- [Task prompt]:
Where a line contains the word "title", copy that line.

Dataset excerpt
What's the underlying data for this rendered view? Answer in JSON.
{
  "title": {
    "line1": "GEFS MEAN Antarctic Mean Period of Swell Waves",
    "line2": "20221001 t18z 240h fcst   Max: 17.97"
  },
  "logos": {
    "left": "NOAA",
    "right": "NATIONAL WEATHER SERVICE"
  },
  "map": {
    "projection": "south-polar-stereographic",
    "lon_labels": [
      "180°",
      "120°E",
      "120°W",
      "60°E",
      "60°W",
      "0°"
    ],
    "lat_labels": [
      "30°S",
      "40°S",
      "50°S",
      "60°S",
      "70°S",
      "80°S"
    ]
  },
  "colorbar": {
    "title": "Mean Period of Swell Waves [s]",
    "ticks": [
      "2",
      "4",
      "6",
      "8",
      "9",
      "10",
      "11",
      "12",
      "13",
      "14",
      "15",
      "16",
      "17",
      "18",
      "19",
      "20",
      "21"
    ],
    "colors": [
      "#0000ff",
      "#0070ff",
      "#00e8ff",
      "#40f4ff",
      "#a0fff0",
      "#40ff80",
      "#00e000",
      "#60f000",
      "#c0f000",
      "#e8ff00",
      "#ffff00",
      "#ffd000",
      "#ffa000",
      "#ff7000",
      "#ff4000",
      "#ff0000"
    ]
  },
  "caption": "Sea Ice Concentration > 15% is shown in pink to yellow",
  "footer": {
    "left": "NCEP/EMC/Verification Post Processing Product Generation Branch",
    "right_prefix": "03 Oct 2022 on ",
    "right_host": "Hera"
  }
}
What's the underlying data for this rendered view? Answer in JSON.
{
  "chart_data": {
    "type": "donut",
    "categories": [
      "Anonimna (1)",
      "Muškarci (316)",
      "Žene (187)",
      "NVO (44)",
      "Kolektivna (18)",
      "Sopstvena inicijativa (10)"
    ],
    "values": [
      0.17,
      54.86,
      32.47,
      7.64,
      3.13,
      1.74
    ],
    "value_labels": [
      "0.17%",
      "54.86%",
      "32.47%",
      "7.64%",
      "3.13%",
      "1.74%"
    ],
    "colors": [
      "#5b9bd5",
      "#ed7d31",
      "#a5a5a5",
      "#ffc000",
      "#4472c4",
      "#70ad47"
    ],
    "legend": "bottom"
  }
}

- [Response to this task]:
  "title": {
    "title": "Mean Period of Swell Waves [s]",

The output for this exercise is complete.